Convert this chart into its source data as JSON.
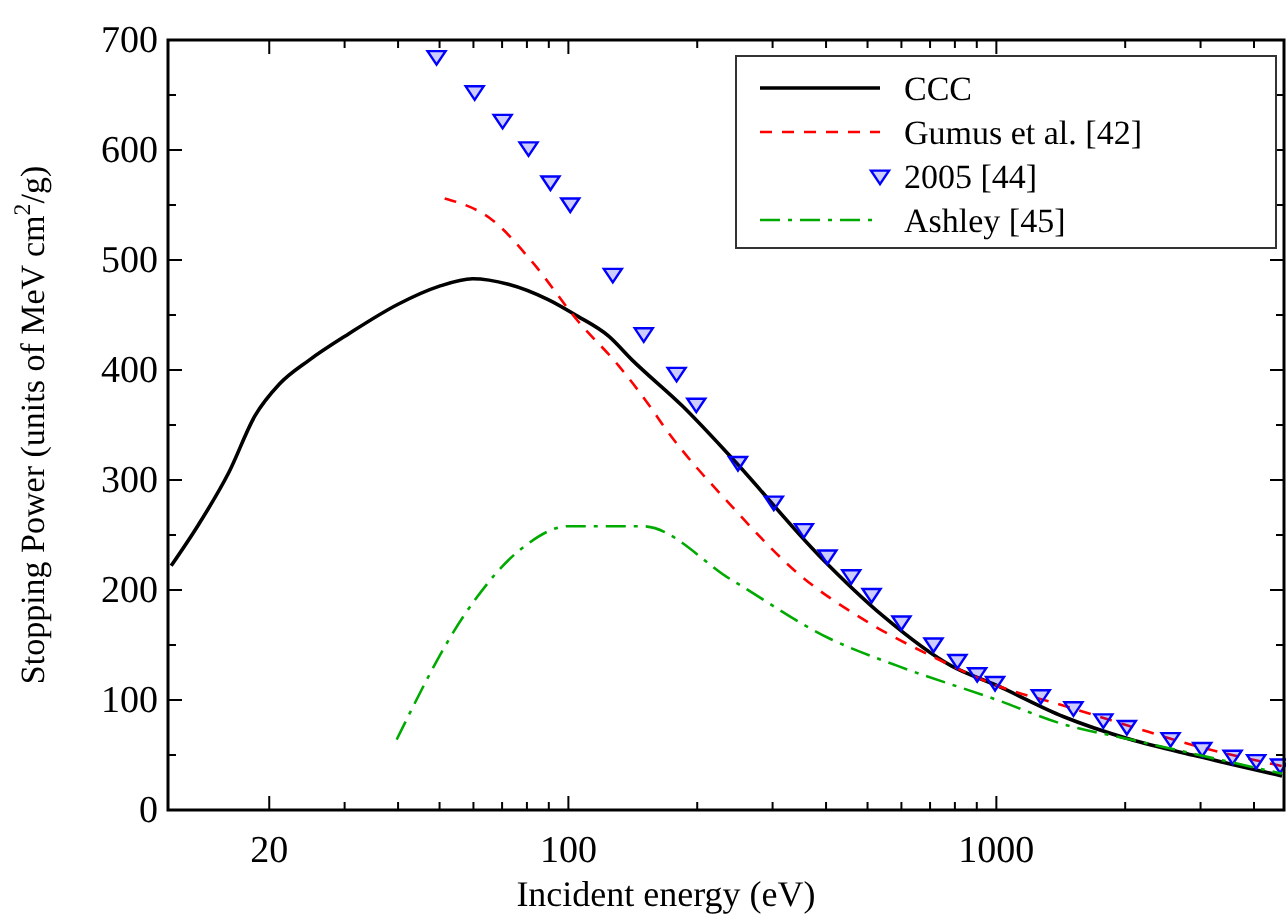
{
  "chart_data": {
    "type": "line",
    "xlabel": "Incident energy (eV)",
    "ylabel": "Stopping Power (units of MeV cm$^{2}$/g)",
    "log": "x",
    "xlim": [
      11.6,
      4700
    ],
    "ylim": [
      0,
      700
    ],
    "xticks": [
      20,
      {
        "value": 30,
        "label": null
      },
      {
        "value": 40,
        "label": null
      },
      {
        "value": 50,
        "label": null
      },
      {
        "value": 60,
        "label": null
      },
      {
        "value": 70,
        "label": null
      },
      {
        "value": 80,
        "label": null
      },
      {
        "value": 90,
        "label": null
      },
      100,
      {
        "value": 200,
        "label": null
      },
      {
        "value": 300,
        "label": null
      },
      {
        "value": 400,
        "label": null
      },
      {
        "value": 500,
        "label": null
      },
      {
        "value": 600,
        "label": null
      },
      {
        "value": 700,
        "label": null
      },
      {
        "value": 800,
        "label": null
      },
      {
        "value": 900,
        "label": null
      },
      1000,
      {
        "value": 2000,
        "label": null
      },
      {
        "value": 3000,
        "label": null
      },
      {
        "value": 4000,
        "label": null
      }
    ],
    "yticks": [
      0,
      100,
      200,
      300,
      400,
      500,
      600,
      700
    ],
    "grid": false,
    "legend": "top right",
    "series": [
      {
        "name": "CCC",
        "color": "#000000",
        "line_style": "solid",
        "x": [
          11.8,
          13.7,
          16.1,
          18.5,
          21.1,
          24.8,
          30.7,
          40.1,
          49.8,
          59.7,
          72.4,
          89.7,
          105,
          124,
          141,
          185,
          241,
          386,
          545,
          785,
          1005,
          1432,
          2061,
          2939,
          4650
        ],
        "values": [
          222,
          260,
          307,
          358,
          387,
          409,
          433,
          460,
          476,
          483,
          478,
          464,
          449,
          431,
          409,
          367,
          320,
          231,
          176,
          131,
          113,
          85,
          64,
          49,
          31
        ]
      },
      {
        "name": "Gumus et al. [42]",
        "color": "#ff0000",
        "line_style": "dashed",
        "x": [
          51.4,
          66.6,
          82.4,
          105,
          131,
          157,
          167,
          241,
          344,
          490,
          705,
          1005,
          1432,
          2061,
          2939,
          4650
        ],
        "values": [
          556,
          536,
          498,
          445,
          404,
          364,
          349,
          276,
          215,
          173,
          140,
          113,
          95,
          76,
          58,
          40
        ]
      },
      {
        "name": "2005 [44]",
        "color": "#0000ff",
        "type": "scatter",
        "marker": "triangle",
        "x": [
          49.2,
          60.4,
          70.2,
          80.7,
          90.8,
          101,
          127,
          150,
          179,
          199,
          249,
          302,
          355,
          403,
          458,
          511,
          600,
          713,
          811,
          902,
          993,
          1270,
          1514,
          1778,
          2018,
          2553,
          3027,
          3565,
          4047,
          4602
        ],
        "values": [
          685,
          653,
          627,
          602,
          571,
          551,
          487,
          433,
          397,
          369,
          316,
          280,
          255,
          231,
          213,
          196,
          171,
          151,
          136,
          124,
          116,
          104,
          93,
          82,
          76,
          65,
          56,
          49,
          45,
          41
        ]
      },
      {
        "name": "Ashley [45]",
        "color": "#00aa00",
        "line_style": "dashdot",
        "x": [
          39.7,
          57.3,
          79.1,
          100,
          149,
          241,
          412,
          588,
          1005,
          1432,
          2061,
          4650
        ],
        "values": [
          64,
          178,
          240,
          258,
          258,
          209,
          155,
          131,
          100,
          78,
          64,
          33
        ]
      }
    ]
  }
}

----

* _Set task_
Identify the lines in the entries that hold "name" and return each one.

* _Result of this exercise_
        "name": "CCC",
        "name": "Gumus et al. [42]",
        "name": "2005 [44]",
        "name": "Ashley [45]",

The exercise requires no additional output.